• Given task
Wherever "académico" appears in a line, list that line.

• Collection entries
===============
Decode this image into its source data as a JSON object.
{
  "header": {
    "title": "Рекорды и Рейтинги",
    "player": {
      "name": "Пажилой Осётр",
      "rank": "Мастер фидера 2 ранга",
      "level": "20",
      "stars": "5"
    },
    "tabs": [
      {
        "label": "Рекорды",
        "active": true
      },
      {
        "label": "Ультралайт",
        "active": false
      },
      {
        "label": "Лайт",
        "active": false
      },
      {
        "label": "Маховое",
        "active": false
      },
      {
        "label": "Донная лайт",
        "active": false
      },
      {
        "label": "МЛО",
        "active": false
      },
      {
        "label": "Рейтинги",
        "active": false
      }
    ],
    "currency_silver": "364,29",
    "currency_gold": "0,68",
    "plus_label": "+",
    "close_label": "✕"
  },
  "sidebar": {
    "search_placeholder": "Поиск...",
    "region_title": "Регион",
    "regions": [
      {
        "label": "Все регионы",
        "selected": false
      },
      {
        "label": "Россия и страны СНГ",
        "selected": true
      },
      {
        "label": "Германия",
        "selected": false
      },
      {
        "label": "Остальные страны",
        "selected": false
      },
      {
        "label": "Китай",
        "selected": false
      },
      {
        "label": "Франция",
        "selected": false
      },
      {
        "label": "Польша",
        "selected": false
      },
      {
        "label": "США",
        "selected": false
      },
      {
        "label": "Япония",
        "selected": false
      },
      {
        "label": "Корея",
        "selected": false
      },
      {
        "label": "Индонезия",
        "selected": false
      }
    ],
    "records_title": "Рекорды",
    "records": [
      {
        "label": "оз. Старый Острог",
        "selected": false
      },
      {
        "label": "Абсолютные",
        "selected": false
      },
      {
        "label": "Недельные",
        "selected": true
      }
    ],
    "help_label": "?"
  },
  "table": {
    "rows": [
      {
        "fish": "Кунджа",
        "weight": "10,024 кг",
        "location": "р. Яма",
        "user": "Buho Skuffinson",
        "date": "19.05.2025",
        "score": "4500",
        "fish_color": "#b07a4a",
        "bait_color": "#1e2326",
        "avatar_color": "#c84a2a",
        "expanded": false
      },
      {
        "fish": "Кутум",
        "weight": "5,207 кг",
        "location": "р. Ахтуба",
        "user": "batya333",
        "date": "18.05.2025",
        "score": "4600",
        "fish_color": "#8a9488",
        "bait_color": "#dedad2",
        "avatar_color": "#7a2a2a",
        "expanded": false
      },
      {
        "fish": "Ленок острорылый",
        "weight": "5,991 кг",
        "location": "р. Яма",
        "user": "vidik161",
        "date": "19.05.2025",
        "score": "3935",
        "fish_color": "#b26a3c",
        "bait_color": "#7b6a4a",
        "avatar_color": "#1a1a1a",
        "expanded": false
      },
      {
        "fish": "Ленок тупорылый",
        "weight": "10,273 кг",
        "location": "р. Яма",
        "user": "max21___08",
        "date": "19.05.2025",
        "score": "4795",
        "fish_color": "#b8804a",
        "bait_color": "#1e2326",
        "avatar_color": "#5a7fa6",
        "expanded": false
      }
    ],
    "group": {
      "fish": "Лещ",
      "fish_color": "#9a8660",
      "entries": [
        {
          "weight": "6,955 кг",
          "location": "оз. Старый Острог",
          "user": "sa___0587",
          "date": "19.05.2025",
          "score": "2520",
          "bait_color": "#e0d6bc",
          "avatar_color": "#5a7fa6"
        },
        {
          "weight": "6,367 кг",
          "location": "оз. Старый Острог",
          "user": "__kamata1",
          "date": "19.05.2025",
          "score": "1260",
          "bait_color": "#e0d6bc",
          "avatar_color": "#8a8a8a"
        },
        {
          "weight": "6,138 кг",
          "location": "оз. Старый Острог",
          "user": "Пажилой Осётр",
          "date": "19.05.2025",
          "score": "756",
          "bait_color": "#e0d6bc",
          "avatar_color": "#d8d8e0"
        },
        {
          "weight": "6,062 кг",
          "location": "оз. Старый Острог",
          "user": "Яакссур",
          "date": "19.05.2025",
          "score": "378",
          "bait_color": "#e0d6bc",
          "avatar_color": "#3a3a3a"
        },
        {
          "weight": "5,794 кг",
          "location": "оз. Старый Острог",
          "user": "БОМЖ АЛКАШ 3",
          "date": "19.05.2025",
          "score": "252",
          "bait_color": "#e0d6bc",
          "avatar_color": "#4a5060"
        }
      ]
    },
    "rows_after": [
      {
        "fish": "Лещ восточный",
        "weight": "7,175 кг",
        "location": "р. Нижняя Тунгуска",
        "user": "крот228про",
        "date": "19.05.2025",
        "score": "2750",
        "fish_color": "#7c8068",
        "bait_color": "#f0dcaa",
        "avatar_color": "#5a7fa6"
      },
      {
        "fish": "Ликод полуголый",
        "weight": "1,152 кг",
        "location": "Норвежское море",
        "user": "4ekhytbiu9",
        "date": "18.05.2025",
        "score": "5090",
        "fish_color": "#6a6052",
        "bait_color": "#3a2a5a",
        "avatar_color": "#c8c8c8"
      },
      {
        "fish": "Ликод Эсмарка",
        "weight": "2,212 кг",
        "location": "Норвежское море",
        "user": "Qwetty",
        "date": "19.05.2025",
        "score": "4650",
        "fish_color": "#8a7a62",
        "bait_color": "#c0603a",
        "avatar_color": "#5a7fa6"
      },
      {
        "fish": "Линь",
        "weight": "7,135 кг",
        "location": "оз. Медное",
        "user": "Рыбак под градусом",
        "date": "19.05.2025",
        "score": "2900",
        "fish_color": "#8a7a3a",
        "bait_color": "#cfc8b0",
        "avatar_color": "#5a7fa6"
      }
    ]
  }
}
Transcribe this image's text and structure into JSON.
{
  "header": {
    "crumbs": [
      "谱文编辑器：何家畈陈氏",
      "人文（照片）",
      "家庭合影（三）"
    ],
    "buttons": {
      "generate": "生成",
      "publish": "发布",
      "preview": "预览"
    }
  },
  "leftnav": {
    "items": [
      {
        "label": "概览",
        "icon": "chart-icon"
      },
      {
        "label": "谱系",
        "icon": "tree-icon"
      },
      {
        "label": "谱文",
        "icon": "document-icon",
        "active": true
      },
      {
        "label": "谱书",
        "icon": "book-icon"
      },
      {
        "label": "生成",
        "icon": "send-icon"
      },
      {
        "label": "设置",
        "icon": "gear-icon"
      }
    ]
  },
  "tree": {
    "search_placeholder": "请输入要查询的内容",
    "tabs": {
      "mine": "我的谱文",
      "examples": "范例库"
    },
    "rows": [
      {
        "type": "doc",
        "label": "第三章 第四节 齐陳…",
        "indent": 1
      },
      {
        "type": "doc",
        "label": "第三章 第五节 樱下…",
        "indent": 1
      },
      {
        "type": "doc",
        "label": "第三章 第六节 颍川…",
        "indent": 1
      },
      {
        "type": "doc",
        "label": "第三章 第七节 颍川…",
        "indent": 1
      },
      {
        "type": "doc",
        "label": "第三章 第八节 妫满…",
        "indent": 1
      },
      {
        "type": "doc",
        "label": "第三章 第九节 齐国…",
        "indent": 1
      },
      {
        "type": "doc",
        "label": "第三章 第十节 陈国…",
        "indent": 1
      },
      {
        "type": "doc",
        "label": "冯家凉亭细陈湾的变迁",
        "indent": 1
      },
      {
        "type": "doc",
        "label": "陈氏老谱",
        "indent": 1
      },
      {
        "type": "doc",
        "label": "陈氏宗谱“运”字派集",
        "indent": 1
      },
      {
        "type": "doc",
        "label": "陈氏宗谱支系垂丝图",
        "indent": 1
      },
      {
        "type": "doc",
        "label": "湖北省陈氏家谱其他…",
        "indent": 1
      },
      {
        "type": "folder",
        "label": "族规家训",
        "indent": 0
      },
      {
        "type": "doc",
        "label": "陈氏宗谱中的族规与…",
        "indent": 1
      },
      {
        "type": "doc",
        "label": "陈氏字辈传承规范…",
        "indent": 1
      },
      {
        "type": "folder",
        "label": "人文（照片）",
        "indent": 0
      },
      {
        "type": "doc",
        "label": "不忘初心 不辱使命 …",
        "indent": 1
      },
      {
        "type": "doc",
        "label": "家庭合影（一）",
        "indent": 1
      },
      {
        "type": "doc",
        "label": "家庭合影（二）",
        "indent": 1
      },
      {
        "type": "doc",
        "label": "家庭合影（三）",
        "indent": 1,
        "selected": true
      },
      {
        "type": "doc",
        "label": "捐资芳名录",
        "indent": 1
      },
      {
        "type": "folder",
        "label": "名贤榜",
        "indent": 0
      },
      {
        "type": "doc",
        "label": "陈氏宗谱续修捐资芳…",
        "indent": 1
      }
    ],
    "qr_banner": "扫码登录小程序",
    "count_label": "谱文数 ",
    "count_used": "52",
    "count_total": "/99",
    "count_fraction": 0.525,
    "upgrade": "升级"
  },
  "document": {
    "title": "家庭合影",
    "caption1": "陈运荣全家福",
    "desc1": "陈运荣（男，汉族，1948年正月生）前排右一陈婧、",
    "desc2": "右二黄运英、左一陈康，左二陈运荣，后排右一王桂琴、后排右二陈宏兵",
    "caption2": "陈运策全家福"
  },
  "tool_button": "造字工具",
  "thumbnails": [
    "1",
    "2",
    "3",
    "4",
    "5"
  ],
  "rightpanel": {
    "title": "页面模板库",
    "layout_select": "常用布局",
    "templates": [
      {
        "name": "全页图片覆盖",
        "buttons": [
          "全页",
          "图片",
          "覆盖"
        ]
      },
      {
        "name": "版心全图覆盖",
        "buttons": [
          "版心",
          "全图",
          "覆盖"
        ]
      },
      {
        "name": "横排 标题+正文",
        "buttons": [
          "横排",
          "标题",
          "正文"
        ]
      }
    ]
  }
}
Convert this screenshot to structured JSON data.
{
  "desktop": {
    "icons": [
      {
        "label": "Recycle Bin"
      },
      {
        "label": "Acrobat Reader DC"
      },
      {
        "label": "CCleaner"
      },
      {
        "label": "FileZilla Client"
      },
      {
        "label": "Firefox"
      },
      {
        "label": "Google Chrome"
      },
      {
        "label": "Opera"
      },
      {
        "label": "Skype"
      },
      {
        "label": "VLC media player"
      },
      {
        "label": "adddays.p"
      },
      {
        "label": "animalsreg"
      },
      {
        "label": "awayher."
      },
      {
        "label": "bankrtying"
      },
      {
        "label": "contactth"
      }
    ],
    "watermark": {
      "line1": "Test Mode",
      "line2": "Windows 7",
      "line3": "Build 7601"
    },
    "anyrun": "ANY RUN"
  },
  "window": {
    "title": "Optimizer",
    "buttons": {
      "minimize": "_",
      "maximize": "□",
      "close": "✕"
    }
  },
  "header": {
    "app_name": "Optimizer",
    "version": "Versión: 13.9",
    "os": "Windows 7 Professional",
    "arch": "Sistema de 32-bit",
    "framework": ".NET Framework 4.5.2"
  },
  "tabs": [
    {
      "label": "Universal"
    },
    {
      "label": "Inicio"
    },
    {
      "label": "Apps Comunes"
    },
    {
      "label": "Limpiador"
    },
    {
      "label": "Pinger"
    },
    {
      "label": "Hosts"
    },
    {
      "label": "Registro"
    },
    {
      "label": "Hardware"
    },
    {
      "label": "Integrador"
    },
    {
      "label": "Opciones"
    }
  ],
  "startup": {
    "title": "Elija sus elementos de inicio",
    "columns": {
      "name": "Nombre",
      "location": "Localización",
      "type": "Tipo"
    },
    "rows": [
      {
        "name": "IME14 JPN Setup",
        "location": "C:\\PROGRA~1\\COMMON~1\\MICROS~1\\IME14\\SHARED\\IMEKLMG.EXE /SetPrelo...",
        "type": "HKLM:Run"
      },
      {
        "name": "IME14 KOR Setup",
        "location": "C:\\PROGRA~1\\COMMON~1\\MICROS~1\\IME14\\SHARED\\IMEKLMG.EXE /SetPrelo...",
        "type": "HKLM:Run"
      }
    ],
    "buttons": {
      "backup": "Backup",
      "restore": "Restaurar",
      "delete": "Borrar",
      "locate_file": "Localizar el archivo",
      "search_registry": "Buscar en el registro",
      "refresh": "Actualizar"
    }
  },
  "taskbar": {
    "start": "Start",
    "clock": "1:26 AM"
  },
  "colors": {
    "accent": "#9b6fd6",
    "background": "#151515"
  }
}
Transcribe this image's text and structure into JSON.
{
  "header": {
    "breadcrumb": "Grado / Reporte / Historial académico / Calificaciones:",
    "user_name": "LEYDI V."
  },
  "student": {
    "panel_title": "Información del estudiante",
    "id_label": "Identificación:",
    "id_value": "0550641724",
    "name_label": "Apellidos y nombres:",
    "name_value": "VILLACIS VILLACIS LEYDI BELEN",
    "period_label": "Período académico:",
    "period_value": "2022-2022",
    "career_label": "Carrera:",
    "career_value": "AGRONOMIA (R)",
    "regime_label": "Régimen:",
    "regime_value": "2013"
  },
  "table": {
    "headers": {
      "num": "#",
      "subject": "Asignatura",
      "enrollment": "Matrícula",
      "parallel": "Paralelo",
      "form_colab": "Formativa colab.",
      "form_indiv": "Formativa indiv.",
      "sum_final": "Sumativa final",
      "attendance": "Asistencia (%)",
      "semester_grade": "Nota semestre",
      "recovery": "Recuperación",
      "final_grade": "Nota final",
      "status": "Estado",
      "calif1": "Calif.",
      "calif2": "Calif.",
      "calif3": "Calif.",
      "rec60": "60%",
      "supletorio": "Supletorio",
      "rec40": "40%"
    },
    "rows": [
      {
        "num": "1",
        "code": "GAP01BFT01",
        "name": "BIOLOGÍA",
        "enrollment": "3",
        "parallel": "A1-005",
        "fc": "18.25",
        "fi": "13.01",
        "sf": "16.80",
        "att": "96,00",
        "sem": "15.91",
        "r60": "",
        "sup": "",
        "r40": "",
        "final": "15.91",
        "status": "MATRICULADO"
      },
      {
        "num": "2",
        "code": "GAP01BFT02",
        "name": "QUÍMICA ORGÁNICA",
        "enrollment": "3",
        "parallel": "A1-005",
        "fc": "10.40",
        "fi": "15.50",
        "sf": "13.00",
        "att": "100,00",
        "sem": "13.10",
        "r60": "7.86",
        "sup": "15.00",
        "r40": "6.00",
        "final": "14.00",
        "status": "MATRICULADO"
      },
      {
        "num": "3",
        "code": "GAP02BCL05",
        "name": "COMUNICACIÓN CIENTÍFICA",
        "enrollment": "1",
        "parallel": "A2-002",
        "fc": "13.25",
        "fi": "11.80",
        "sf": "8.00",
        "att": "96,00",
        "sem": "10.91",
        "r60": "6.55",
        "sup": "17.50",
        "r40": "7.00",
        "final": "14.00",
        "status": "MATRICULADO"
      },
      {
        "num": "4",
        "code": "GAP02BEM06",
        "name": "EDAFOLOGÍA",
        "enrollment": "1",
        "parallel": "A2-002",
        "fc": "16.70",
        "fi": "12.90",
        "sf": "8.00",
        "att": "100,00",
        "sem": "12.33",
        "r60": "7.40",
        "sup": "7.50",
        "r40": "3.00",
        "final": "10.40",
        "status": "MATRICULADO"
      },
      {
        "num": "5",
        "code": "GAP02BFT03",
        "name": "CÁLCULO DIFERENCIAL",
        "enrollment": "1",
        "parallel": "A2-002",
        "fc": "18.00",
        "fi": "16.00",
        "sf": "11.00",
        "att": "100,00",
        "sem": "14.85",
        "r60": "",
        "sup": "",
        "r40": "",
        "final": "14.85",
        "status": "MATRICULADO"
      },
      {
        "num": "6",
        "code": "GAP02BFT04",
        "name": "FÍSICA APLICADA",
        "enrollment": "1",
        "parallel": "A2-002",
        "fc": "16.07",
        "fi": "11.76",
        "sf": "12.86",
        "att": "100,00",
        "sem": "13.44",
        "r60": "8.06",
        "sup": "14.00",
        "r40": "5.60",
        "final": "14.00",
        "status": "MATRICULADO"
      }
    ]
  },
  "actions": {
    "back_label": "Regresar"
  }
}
===============
• Task result
    "breadcrumb": "Grado / Reporte / Historial académico / Calificaciones:",
    "period_label": "Período académico:",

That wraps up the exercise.